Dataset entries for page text
—————
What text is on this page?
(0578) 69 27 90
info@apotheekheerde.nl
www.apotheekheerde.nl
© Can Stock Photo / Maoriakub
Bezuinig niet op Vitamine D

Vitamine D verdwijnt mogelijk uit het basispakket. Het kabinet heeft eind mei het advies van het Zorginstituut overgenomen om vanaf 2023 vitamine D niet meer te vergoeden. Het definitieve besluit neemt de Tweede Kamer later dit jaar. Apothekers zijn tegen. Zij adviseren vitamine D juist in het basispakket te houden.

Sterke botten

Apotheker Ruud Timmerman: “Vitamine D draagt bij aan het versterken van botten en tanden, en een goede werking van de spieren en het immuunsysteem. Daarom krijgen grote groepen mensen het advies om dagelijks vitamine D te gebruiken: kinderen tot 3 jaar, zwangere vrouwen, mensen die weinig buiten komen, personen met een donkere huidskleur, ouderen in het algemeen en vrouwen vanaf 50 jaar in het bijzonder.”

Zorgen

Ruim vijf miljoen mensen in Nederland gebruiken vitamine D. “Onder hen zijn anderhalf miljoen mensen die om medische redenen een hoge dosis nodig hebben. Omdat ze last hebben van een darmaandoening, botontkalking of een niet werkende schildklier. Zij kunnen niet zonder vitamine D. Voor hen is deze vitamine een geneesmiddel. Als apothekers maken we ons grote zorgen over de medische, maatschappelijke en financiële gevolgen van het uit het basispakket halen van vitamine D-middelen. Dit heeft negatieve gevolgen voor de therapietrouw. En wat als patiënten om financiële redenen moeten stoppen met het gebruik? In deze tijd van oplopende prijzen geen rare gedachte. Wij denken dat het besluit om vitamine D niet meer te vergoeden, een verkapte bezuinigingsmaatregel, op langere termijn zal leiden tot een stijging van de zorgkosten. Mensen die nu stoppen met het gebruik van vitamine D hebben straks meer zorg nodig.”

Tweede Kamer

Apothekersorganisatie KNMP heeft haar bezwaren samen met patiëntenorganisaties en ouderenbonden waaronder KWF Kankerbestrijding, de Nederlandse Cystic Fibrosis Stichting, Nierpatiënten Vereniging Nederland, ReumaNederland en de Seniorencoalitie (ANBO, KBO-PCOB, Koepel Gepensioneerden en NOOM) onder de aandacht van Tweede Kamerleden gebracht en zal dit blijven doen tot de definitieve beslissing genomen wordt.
—————
ACTION ITEM
Take every line from the records above that has the word "advies" and copy it.

RESPONSE
Vitamine D verdwijnt mogelijk uit het basispakket. Het kabinet heeft eind mei het advies van het Zorginstituut overgenomen om vanaf 2023 vitamine D niet meer te vergoeden. Het definitieve besluit neemt de Tweede Kamer later dit jaar. Apothekers zijn tegen. Zij adviseren vitamine D juist in het basispakket te houden.
Apotheker Ruud Timmerman: “Vitamine D draagt bij aan het versterken van botten en tanden, en een goede werking van de spieren en het immuunsysteem. Daarom krijgen grote groepen mensen het advies om dagelijks vitamine D te gebruiken: kinderen tot 3 jaar, zwangere vrouwen, mensen die weinig buiten komen, personen met een donkere huidskleur, ouderen in het algemeen en vrouwen vanaf 50 jaar in het bijzonder.”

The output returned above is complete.